- EXERCISE
Determine how many lines of the material hold the string "Checking" and reply with only that number.

- SUPPLIED INFORMATION
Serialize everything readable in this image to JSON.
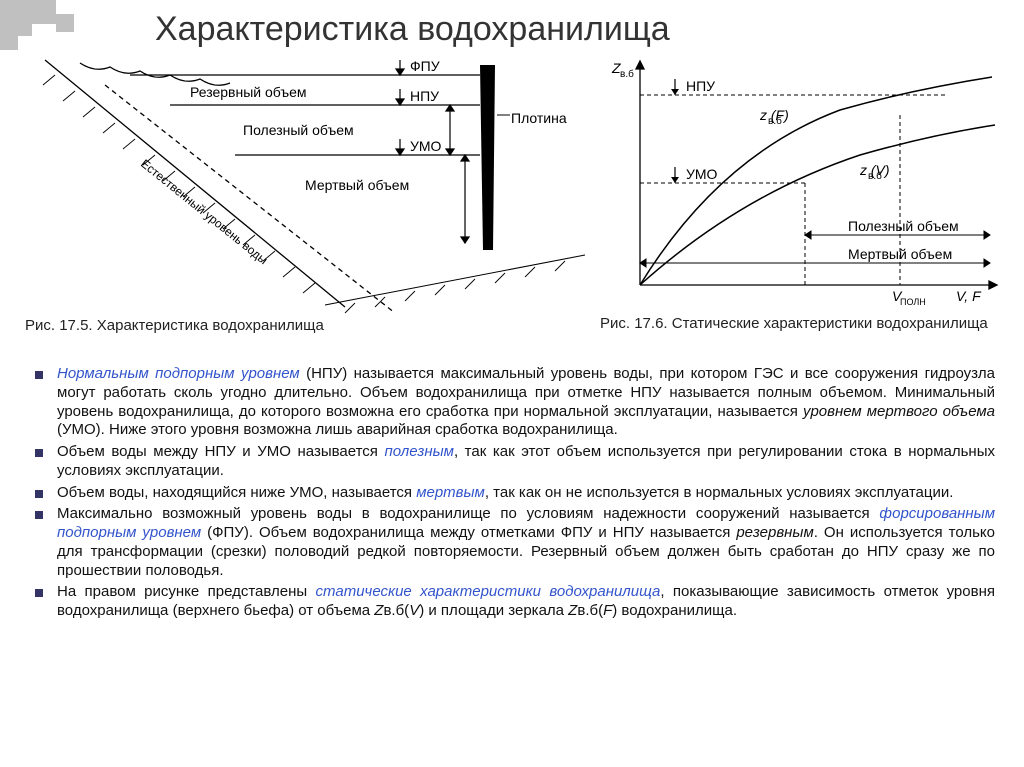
{
  "title": "Характеристика водохранилища",
  "figLeft": {
    "labels": {
      "fpu": "ФПУ",
      "npu": "НПУ",
      "umo": "УМО",
      "reserve": "Резервный объем",
      "useful": "Полезный объем",
      "dead": "Мертвый объем",
      "dam": "Плотина",
      "naturalLevel": "Естественный уровень воды"
    },
    "caption": "Рис. 17.5. Характеристика водохранилища",
    "colors": {
      "line": "#000000"
    }
  },
  "figRight": {
    "labels": {
      "zAxis": "Z",
      "zSub": "в.б",
      "npu": "НПУ",
      "umo": "УМО",
      "curveF": "z      (F)",
      "curveV": "z      (V)",
      "curveSub": "в.б",
      "useful": "Полезный объем",
      "dead": "Мертвый объем",
      "xAxisV": "V",
      "xAxisVsub": "ПОЛН",
      "xAxisVF": "V, F"
    },
    "caption": "Рис. 17.6. Статические характеристики водохранилища",
    "colors": {
      "line": "#000000"
    }
  },
  "bullets": [
    {
      "parts": [
        {
          "t": "Нормальным подпорным уровнем",
          "c": "em-blue"
        },
        {
          "t": " (НПУ) называется максимальный уровень воды, при котором ГЭС и все сооружения гидроузла могут работать сколь угодно длительно. Объем водохранилища при отметке НПУ называется полным объемом. Минимальный уровень водохранилища, до которого возможна его сработка при нормальной эксплуатации, называется "
        },
        {
          "t": "уровнем мертвого объема",
          "c": "em-black"
        },
        {
          "t": " (УМО). Ниже этого уровня возможна лишь аварийная сработка водохранилища."
        }
      ]
    },
    {
      "parts": [
        {
          "t": "Объем воды между НПУ и УМО называется "
        },
        {
          "t": "полезным",
          "c": "em-blue"
        },
        {
          "t": ", так как этот объем используется при регулировании стока в нормальных условиях эксплуатации."
        }
      ]
    },
    {
      "parts": [
        {
          "t": "Объем воды, находящийся ниже УМО, называется "
        },
        {
          "t": "мертвым",
          "c": "em-blue"
        },
        {
          "t": ", так как он не используется в нормальных условиях эксплуатации."
        }
      ]
    },
    {
      "parts": [
        {
          "t": "Максимально возможный уровень воды в водохранилище по условиям надежности сооружений называется "
        },
        {
          "t": "форсированным подпорным уровнем",
          "c": "em-blue"
        },
        {
          "t": " (ФПУ). Объем водохранилища между отметками ФПУ и НПУ называется "
        },
        {
          "t": "резервным",
          "c": "em-black"
        },
        {
          "t": ". Он используется только для трансформации (срезки) половодий редкой повторяемости. Резервный объем должен быть сработан до НПУ сразу же по прошествии половодья."
        }
      ]
    },
    {
      "parts": [
        {
          "t": "На правом рисунке представлены "
        },
        {
          "t": "статические характеристики водохранилища",
          "c": "em-blue"
        },
        {
          "t": ", показывающие зависимость отметок уровня водохранилища (верхнего бьефа) от объема "
        },
        {
          "t": "Z",
          "c": "em-black"
        },
        {
          "t": "в.б("
        },
        {
          "t": "V",
          "c": "em-black"
        },
        {
          "t": ") и площади зеркала "
        },
        {
          "t": "Z",
          "c": "em-black"
        },
        {
          "t": "в.б("
        },
        {
          "t": "F",
          "c": "em-black"
        },
        {
          "t": ") водохранилища."
        }
      ]
    }
  ]
}
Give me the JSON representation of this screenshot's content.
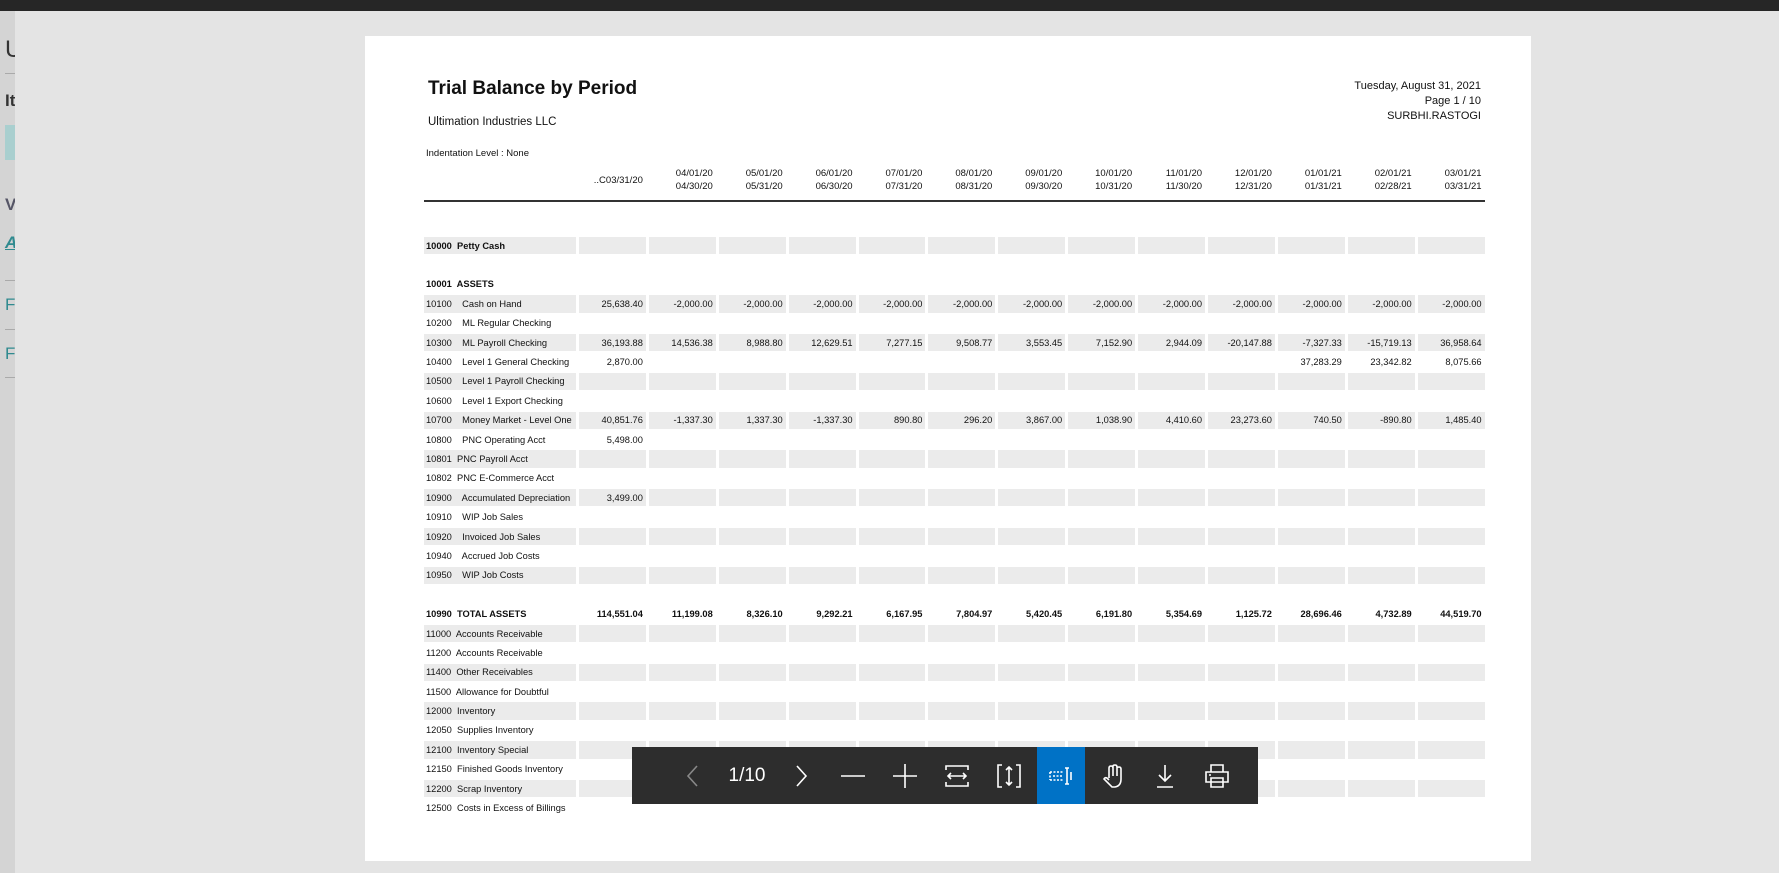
{
  "background_panel": {
    "clipped_letters": [
      "U",
      "It",
      "V",
      "A",
      "F",
      "F"
    ]
  },
  "report": {
    "title": "Trial Balance by Period",
    "company": "Ultimation Industries LLC",
    "date": "Tuesday, August 31, 2021",
    "page": "Page 1 / 10",
    "user": "SURBHI.RASTOGI",
    "indentation": "Indentation Level : None",
    "columns": [
      {
        "line1": "",
        "line2": "..C03/31/20"
      },
      {
        "line1": "04/01/20",
        "line2": "04/30/20"
      },
      {
        "line1": "05/01/20",
        "line2": "05/31/20"
      },
      {
        "line1": "06/01/20",
        "line2": "06/30/20"
      },
      {
        "line1": "07/01/20",
        "line2": "07/31/20"
      },
      {
        "line1": "08/01/20",
        "line2": "08/31/20"
      },
      {
        "line1": "09/01/20",
        "line2": "09/30/20"
      },
      {
        "line1": "10/01/20",
        "line2": "10/31/20"
      },
      {
        "line1": "11/01/20",
        "line2": "11/30/20"
      },
      {
        "line1": "12/01/20",
        "line2": "12/31/20"
      },
      {
        "line1": "01/01/21",
        "line2": "01/31/21"
      },
      {
        "line1": "02/01/21",
        "line2": "02/28/21"
      },
      {
        "line1": "03/01/21",
        "line2": "03/31/21"
      }
    ],
    "rows": [
      {
        "label": "10000  Petty Cash",
        "bold": true,
        "banded": true,
        "values": [
          "",
          "",
          "",
          "",
          "",
          "",
          "",
          "",
          "",
          "",
          "",
          "",
          ""
        ]
      },
      {
        "spacer": true
      },
      {
        "label": "10001  ASSETS",
        "bold": true,
        "banded": false,
        "values": [
          "",
          "",
          "",
          "",
          "",
          "",
          "",
          "",
          "",
          "",
          "",
          "",
          ""
        ]
      },
      {
        "label": "10100    Cash on Hand",
        "banded": true,
        "values": [
          "25,638.40",
          "-2,000.00",
          "-2,000.00",
          "-2,000.00",
          "-2,000.00",
          "-2,000.00",
          "-2,000.00",
          "-2,000.00",
          "-2,000.00",
          "-2,000.00",
          "-2,000.00",
          "-2,000.00",
          "-2,000.00"
        ]
      },
      {
        "label": "10200    ML Regular Checking",
        "banded": false,
        "values": [
          "",
          "",
          "",
          "",
          "",
          "",
          "",
          "",
          "",
          "",
          "",
          "",
          ""
        ]
      },
      {
        "label": "10300    ML Payroll Checking",
        "banded": true,
        "values": [
          "36,193.88",
          "14,536.38",
          "8,988.80",
          "12,629.51",
          "7,277.15",
          "9,508.77",
          "3,553.45",
          "7,152.90",
          "2,944.09",
          "-20,147.88",
          "-7,327.33",
          "-15,719.13",
          "36,958.64"
        ]
      },
      {
        "label": "10400    Level 1 General Checking",
        "banded": false,
        "values": [
          "2,870.00",
          "",
          "",
          "",
          "",
          "",
          "",
          "",
          "",
          "",
          "37,283.29",
          "23,342.82",
          "8,075.66"
        ]
      },
      {
        "label": "10500    Level 1 Payroll Checking",
        "banded": true,
        "values": [
          "",
          "",
          "",
          "",
          "",
          "",
          "",
          "",
          "",
          "",
          "",
          "",
          ""
        ]
      },
      {
        "label": "10600    Level 1 Export Checking",
        "banded": false,
        "values": [
          "",
          "",
          "",
          "",
          "",
          "",
          "",
          "",
          "",
          "",
          "",
          "",
          ""
        ]
      },
      {
        "label": "10700    Money Market - Level One",
        "banded": true,
        "values": [
          "40,851.76",
          "-1,337.30",
          "1,337.30",
          "-1,337.30",
          "890.80",
          "296.20",
          "3,867.00",
          "1,038.90",
          "4,410.60",
          "23,273.60",
          "740.50",
          "-890.80",
          "1,485.40"
        ]
      },
      {
        "label": "10800    PNC Operating Acct",
        "banded": false,
        "values": [
          "5,498.00",
          "",
          "",
          "",
          "",
          "",
          "",
          "",
          "",
          "",
          "",
          "",
          ""
        ]
      },
      {
        "label": "10801  PNC Payroll Acct",
        "banded": true,
        "values": [
          "",
          "",
          "",
          "",
          "",
          "",
          "",
          "",
          "",
          "",
          "",
          "",
          ""
        ]
      },
      {
        "label": "10802  PNC E-Commerce Acct",
        "banded": false,
        "values": [
          "",
          "",
          "",
          "",
          "",
          "",
          "",
          "",
          "",
          "",
          "",
          "",
          ""
        ]
      },
      {
        "label": "10900    Accumulated Depreciation",
        "banded": true,
        "values": [
          "3,499.00",
          "",
          "",
          "",
          "",
          "",
          "",
          "",
          "",
          "",
          "",
          "",
          ""
        ]
      },
      {
        "label": "10910    WIP Job Sales",
        "banded": false,
        "values": [
          "",
          "",
          "",
          "",
          "",
          "",
          "",
          "",
          "",
          "",
          "",
          "",
          ""
        ]
      },
      {
        "label": "10920    Invoiced Job Sales",
        "banded": true,
        "values": [
          "",
          "",
          "",
          "",
          "",
          "",
          "",
          "",
          "",
          "",
          "",
          "",
          ""
        ]
      },
      {
        "label": "10940    Accrued Job Costs",
        "banded": false,
        "values": [
          "",
          "",
          "",
          "",
          "",
          "",
          "",
          "",
          "",
          "",
          "",
          "",
          ""
        ]
      },
      {
        "label": "10950    WIP Job Costs",
        "banded": true,
        "values": [
          "",
          "",
          "",
          "",
          "",
          "",
          "",
          "",
          "",
          "",
          "",
          "",
          ""
        ]
      },
      {
        "spacer": true
      },
      {
        "label": "10990  TOTAL ASSETS",
        "bold": true,
        "banded": false,
        "values": [
          "114,551.04",
          "11,199.08",
          "8,326.10",
          "9,292.21",
          "6,167.95",
          "7,804.97",
          "5,420.45",
          "6,191.80",
          "5,354.69",
          "1,125.72",
          "28,696.46",
          "4,732.89",
          "44,519.70"
        ]
      },
      {
        "label": "11000  Accounts Receivable",
        "banded": true,
        "values": [
          "",
          "",
          "",
          "",
          "",
          "",
          "",
          "",
          "",
          "",
          "",
          "",
          ""
        ]
      },
      {
        "label": "11200  Accounts Receivable",
        "banded": false,
        "values": [
          "",
          "",
          "",
          "",
          "",
          "",
          "",
          "",
          "",
          "",
          "",
          "",
          ""
        ]
      },
      {
        "label": "11400  Other Receivables",
        "banded": true,
        "values": [
          "",
          "",
          "",
          "",
          "",
          "",
          "",
          "",
          "",
          "",
          "",
          "",
          ""
        ]
      },
      {
        "label": "11500  Allowance for Doubtful",
        "banded": false,
        "values": [
          "",
          "",
          "",
          "",
          "",
          "",
          "",
          "",
          "",
          "",
          "",
          "",
          ""
        ]
      },
      {
        "label": "12000  Inventory",
        "banded": true,
        "values": [
          "",
          "",
          "",
          "",
          "",
          "",
          "",
          "",
          "",
          "",
          "",
          "",
          ""
        ]
      },
      {
        "label": "12050  Supplies Inventory",
        "banded": false,
        "values": [
          "",
          "",
          "",
          "",
          "",
          "",
          "",
          "",
          "",
          "",
          "",
          "",
          ""
        ]
      },
      {
        "label": "12100  Inventory Special",
        "banded": true,
        "values": [
          "",
          "",
          "",
          "",
          "",
          "",
          "",
          "",
          "",
          "",
          "",
          "",
          ""
        ]
      },
      {
        "label": "12150  Finished Goods Inventory",
        "banded": false,
        "values": [
          "",
          "",
          "",
          "",
          "",
          "",
          "",
          "",
          "",
          "",
          "",
          "",
          ""
        ]
      },
      {
        "label": "12200  Scrap Inventory",
        "banded": true,
        "values": [
          "",
          "",
          "",
          "",
          "",
          "",
          "",
          "",
          "",
          "",
          "",
          "",
          ""
        ]
      },
      {
        "label": "12500  Costs in Excess of Billings",
        "banded": false,
        "values": [
          "",
          "",
          "",
          "",
          "",
          "",
          "",
          "",
          "",
          "",
          "",
          "",
          ""
        ]
      }
    ]
  },
  "toolbar": {
    "page_indicator": "1/10",
    "active_tool": "text-select",
    "active_color": "#0072c6",
    "buttons": [
      "previous-page",
      "next-page",
      "zoom-out",
      "zoom-in",
      "fit-width",
      "fit-page",
      "text-select",
      "pan",
      "download",
      "print"
    ]
  }
}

- COMPLETED EXERCISE
5